### [EXTRAIT DU TEXTE]
● ● ● ●

Globalement lorsqu’une ou plusieurs hypothèses sont transgressées ou lorsque des mouvements de crédits d’annulation ou de reports importants surgissent, il faudrait corriger le budget initial.
Revenons à cette année 2020, presque toutes les raisons citées sont réunies en une année. L’hypothèse du taux de croissance est révisée à la baisse -2% à -3% (HCP, CMC, FMI ou l’Agence de notation Fitch rating). La sécheresse a poussé à la révision des estimations de la récolte céréalière à 30 quintaux au lieu de 70 quintaux prévus initialement. Le prix du baril s’est effondré à moins de 35 dollars contre une hypothèse de 60 dollars le baril. La demande étrangère qui s’est adressée au Maroc s’est réduite. Les réserves de change ont baissé, ce qui a poussé le gouvernement à mobiliser les fonds de la ligne de précaution et de liquidité (LPL) du FMI pour un montant de 30 milliards de dirhams remboursable sur 5 ans, avec une période de grâce de 3 ans pour pouvoir assurer les règlements en devises avec l’étranger.
Du côté des crédits inscrits en Loi de finances initiale, une réaffectation d’un montant de 10 milliards de dirhams des budgets ministériels (matériel et divers et investissements) est opérée, exception faite de la santé, vers la Fonds Spécial pour la lutte contre la pandémie Covid-19. Tous ces facteurs ont chamboulé le profil initial du budget 2020.
Question 3. Dans quelle mesure le recours à une Loi de finances rectificative pourrait-il stimuler notre économie et contribuer à la mise en œuvre d’un plan de relance efficace pour sortir de cette crise ?
Le budget comme vous le savez n’est qu’un moyen « input » pour mener des politiques publiques prioritaires au cours d’une année civile. Le budget doit donc servir à réaliser des produits « outputs » et puis des résultats « outcomes ». Avec la pandémie de Covid-19, les politiques publiques retenues initialement en loi de finances 2020 ont changé peu ou pro.

● ● ● ●

### [CONSIGNE]
Recopiez fidèlement le passage du texte sur le budget 2020 qui va de « Globalement lorsqu’une ou » jusqu'à « le budget initial. » inclus. Les entrées n'ont aucun lien avec le texte sur le budget 2020.

● ● ● ●

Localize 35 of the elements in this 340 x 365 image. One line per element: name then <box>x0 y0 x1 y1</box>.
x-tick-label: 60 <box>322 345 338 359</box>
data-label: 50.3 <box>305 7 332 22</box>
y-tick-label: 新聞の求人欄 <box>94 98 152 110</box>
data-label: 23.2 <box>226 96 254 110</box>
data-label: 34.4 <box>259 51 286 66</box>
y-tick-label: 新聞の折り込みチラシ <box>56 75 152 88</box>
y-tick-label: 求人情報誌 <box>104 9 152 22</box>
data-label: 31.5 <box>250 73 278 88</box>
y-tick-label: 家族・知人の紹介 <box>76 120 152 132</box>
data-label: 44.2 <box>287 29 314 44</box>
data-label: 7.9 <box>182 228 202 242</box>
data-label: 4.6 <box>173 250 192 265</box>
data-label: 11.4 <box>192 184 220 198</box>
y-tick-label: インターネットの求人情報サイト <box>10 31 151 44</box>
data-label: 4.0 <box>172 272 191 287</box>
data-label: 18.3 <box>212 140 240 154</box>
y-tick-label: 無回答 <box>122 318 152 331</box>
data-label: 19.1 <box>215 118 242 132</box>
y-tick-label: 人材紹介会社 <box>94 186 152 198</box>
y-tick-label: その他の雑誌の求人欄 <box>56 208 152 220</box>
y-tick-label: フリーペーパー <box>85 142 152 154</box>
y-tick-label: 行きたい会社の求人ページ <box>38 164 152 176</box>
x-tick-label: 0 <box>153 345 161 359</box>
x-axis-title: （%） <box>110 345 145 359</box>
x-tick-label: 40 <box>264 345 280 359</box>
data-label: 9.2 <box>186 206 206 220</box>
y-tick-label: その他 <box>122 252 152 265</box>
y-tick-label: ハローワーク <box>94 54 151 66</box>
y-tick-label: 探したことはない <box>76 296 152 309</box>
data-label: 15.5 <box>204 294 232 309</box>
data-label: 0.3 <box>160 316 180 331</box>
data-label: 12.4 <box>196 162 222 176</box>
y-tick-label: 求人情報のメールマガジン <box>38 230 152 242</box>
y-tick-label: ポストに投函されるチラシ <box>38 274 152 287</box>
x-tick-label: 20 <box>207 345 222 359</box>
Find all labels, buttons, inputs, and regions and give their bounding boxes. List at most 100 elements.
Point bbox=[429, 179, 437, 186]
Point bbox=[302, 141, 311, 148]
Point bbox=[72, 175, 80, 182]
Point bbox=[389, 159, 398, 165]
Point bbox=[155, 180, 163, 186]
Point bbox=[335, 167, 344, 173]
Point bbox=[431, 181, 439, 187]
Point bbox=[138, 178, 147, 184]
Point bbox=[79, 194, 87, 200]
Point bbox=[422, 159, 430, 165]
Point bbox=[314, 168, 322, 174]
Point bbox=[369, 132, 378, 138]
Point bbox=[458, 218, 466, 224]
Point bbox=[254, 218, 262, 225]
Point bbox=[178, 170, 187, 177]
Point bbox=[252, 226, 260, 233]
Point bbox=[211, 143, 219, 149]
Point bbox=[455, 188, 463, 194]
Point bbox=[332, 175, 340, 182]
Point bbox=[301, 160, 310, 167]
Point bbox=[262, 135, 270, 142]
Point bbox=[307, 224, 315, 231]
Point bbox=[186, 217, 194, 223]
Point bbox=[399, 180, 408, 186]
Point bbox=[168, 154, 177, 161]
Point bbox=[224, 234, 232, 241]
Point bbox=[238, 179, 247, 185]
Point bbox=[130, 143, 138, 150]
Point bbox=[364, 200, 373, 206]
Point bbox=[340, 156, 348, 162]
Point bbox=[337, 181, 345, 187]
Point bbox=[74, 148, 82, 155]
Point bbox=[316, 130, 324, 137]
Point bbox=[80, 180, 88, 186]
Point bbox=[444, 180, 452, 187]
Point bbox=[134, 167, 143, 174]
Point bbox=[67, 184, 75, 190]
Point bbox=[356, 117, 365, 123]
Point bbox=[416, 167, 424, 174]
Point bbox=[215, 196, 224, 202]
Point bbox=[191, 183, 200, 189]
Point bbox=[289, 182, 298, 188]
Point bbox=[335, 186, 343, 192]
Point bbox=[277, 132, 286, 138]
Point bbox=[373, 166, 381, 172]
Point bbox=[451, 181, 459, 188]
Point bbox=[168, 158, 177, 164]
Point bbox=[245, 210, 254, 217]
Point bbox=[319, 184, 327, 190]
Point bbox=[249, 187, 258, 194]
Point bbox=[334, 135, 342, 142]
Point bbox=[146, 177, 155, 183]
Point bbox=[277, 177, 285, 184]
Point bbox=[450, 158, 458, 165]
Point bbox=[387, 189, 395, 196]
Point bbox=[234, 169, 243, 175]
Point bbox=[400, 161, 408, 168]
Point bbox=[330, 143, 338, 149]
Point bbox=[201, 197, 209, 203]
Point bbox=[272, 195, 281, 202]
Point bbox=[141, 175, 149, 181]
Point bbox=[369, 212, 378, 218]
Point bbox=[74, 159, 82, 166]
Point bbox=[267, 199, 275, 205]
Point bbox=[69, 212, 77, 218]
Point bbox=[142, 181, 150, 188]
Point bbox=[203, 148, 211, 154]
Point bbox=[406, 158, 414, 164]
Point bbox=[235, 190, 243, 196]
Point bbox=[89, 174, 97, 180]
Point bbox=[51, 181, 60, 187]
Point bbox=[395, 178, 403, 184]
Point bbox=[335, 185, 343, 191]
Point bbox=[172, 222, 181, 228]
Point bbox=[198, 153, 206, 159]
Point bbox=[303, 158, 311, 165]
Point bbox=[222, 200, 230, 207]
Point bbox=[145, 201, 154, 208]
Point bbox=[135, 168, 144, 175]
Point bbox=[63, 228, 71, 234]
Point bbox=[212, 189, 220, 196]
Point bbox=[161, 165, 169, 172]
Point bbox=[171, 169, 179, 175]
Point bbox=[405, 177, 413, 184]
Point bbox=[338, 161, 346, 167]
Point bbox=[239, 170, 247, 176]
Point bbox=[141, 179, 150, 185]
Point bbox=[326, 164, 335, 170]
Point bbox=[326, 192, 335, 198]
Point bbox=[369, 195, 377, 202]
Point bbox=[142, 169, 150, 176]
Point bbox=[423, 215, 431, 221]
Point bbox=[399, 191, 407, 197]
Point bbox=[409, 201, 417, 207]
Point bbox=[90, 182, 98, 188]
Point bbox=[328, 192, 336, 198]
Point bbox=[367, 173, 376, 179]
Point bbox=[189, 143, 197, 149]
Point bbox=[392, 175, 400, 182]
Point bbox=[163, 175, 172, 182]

● ● ● ●

### [RÉPONSE]
Globalement lorsqu’une ou plusieurs hypothèses sont transgressées ou lorsque des mouvements de crédits d’annulation ou de reports importants surgissent, il faudrait corriger le budget initial.